- [Page extract]
^^^^^^^^^^^^^^^^

Origins of firmans in the Ottoman Empire

In the Ottoman Empire, the Sultan derived his authority from his role as upholder of the Shar'ia, but the Shar'ia did not cover all aspects of Ottoman social and political life. Therefore, in order to regulate relations and status, duties and dress of aristocracy and subjects, the Sultan created firmans.[2]

Organization

Firmans of Mehmed II and Bayazid II - kept at the Church of Saint Mary of the Mongols in Istanbul - which granted the ownership of the building to the Greek community

Firmans were gathered in kanun, which were codes, kanun from the Hellenic word kanon (Κανών) meaning rule or rules. The kanun were "a form of secular and administrative law considered to be a valid extension of religious law as a result of the ruler's right to exercise legal judgement on behalf of the community." [3]

Examples of Ottoman firmans

Firman of Sultan Murad (26 October - 23 November 1386)

In this firman, Sultan Murad I recognises a decree created by his father Sultan Orhan (ca. 1324-60). He gives the monks all they owned during his father's reign, ordering that no one can oppress them or claim their land.[4] The firman is kept at the Monastery of Saint Paul the Anchorite in Egypt.

^^^^^^^^^^^^^^^^

- [Task list]
1. Based on the passage about Ottoman firmans above, answer yes or no to each statement: (a) the Shar'ia covered every part of Ottoman social and political life; (b) the word kanun comes from a Hellenic word meaning rule; (c) the firman of Sultan Murad is kept in Istanbul. Support each answer with the deciding words of the passage, quoted exactly.
2. Rename "kanun" to "qanun" throughout the passage about Ottoman firmans, covering everything from "Organization" down to "23 November 1386)", and give that stretch again.
3. Write what comes next in the passage about Ottoman firmans, picking up after its last sentence.

- [Source material]

^^^^^^^^^^^^^^^^

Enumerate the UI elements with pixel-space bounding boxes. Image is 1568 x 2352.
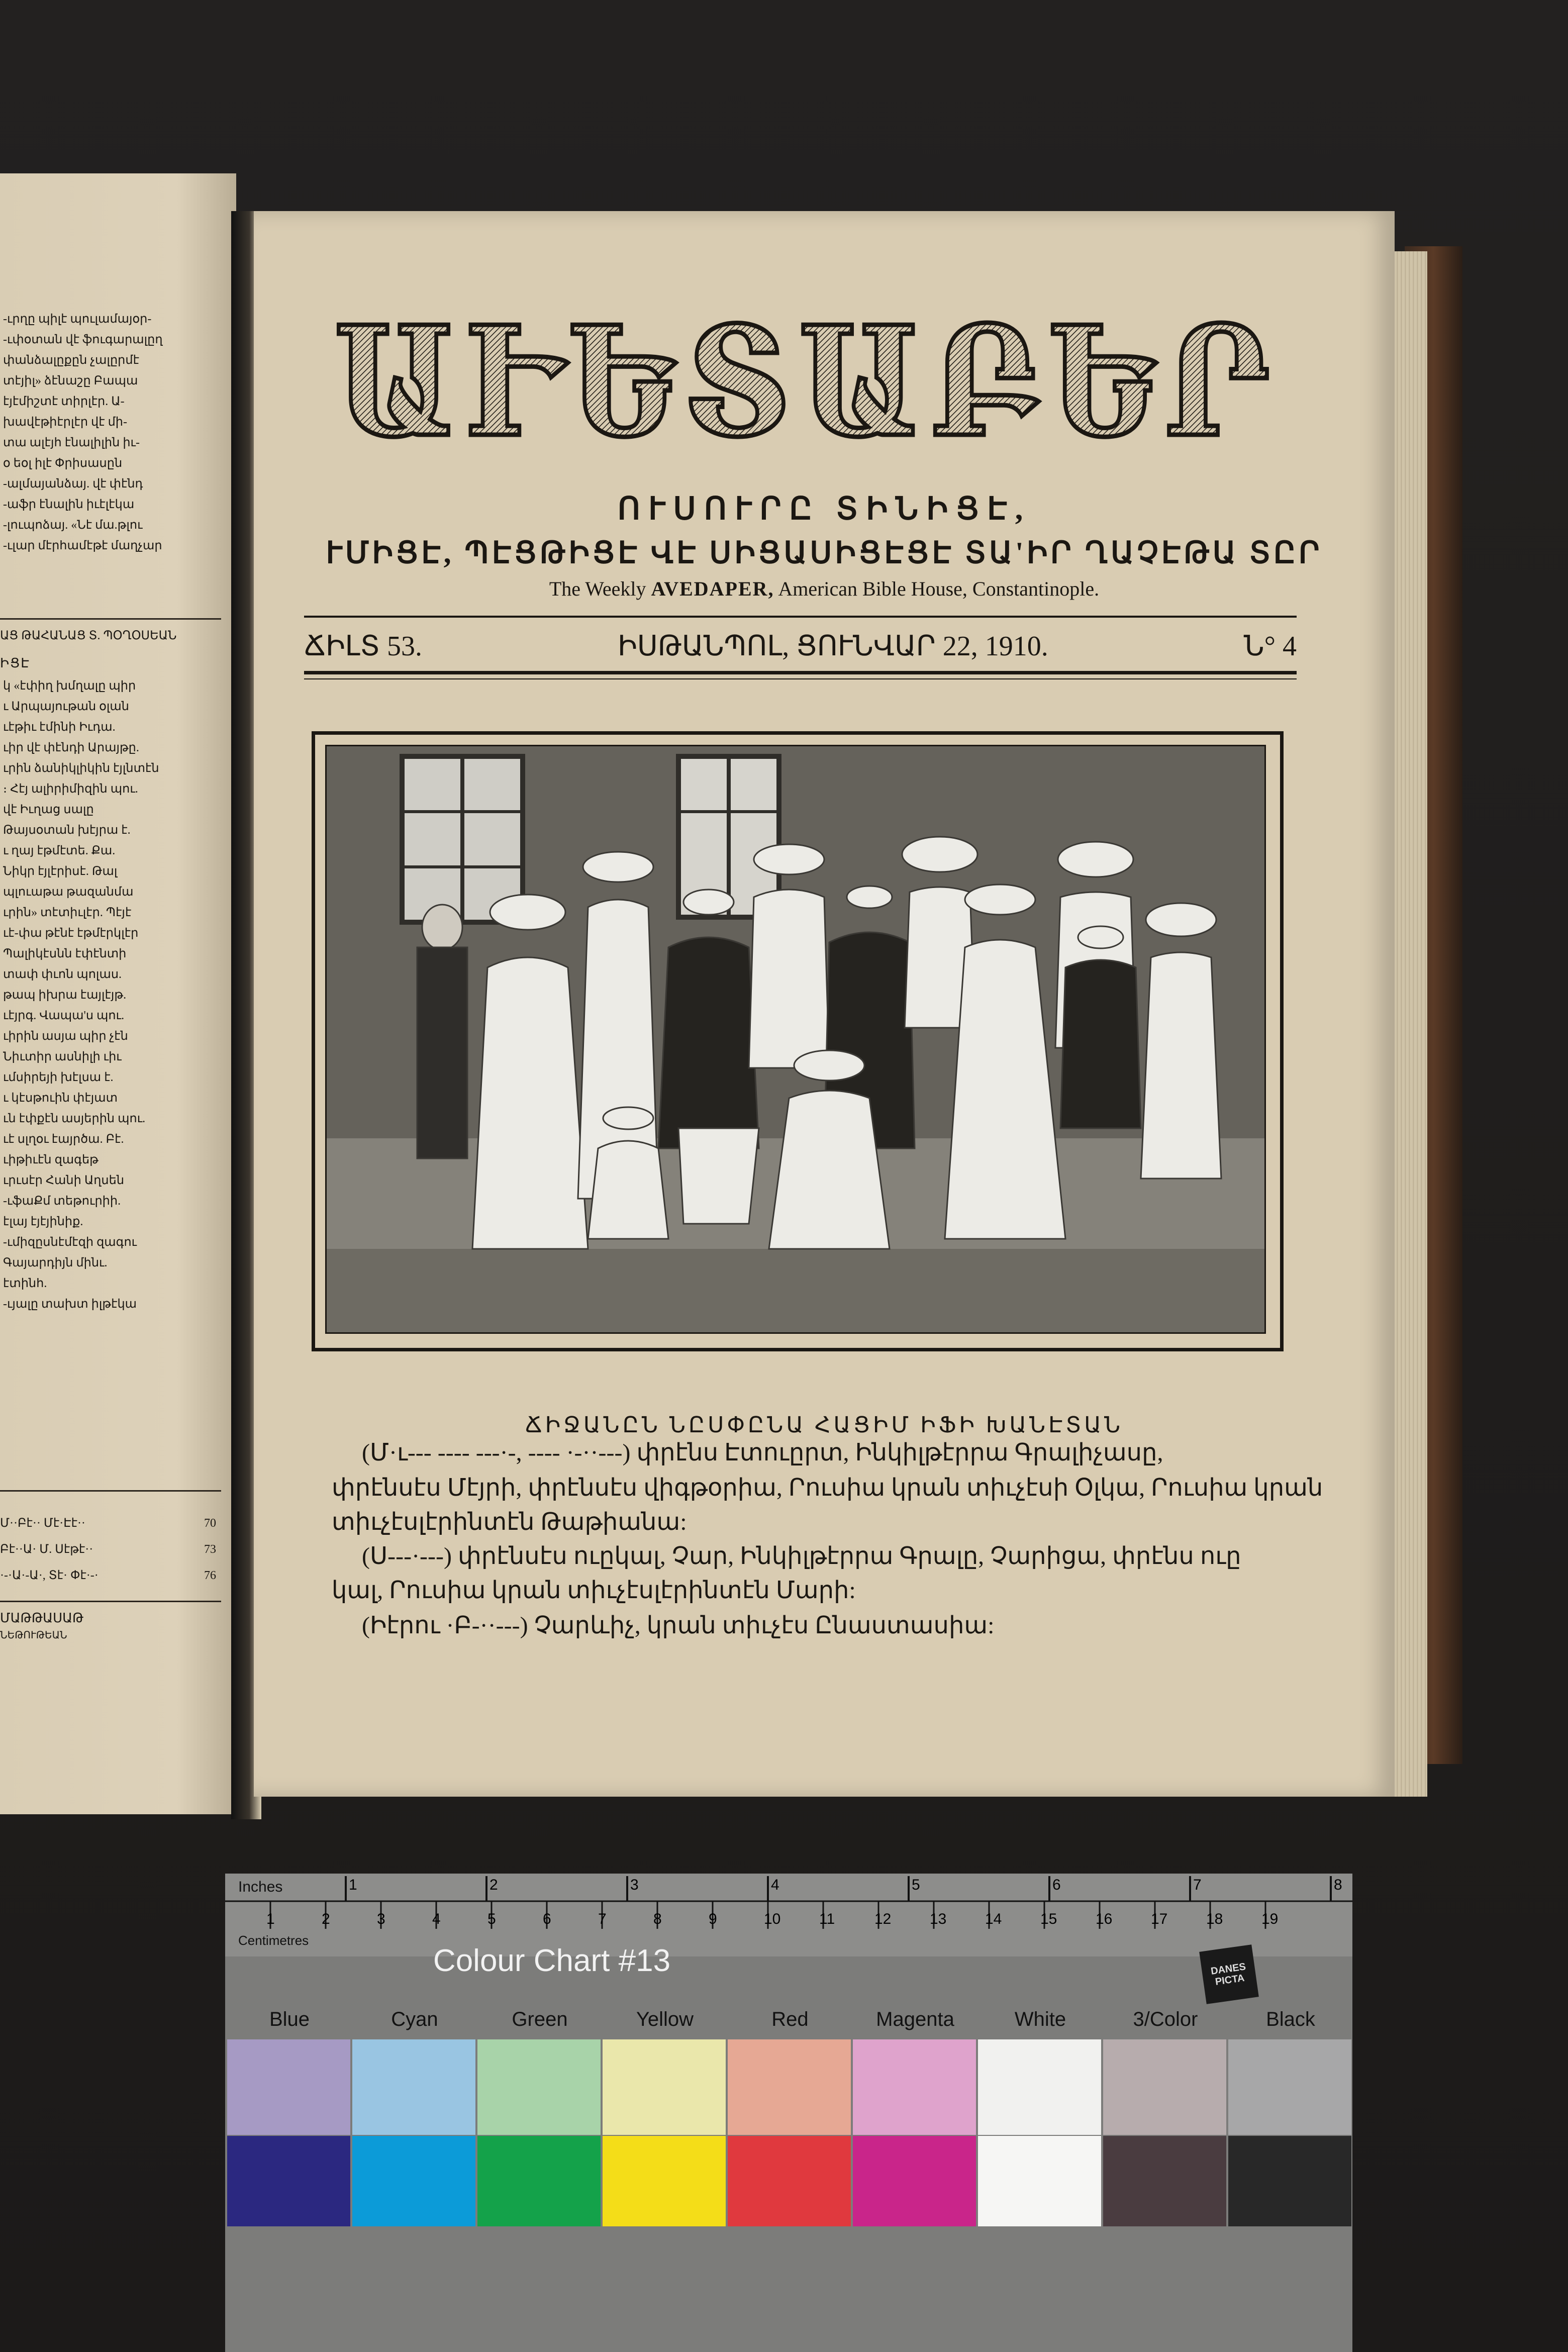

^^^^^^^^^^^^^^^^

- [Results by task]
1.
(a) No: "the Shar'ia did not cover all aspects of Ottoman social and political life"
(b) Yes: "kanun from the Hellenic word kanon (Κανών) meaning rule or rules"
(c) No: "The firman is kept at the Monastery of Saint Paul the Anchorite in Egypt."

2.
Organization

Firmans of Mehmed II and Bayazid II - kept at the Church of Saint Mary of the Mongols in Istanbul - which granted the ownership of the building to the Greek community

Firmans were gathered in qanun, which were codes, qanun from the Hellenic word kanon (Κανών) meaning rule or rules. The qanun were "a form of secular and administrative law considered to be a valid extension of religious law as a result of the ruler's right to exercise legal judgement on behalf of the community." [3]

Examples of Ottoman firmans

Firman of Sultan Murad (26 October - 23 November 1386)

3.
Firman of Sultan Mehmed IV (1648-1687)

In this firman, the monks of Mount Athos report that the administrative officials charged with the collection of taxes come at a later date than they are supposed to and demand more money than the value assessed. They also make illegal demands for additional food supplies.[5]

Other firmans

One of the most important firmans governing relations between Muslims and Christians is a document kept at the St. Catherine's Monastery on the Sinai Peninsula in Egypt. This monastery is Greek Orthodox and constitutes the autonomous Sinai Orthodox Church. The firman bears the hand print of the Prophet Muhammad, and requests the Muslims do not destroy the monastery for God-fearing men live there. To this day there is a protected zone around the monastery administered by the Egyptian government, and there are very good relations between the 20 or so monks, mainly from Greece, and the local community there.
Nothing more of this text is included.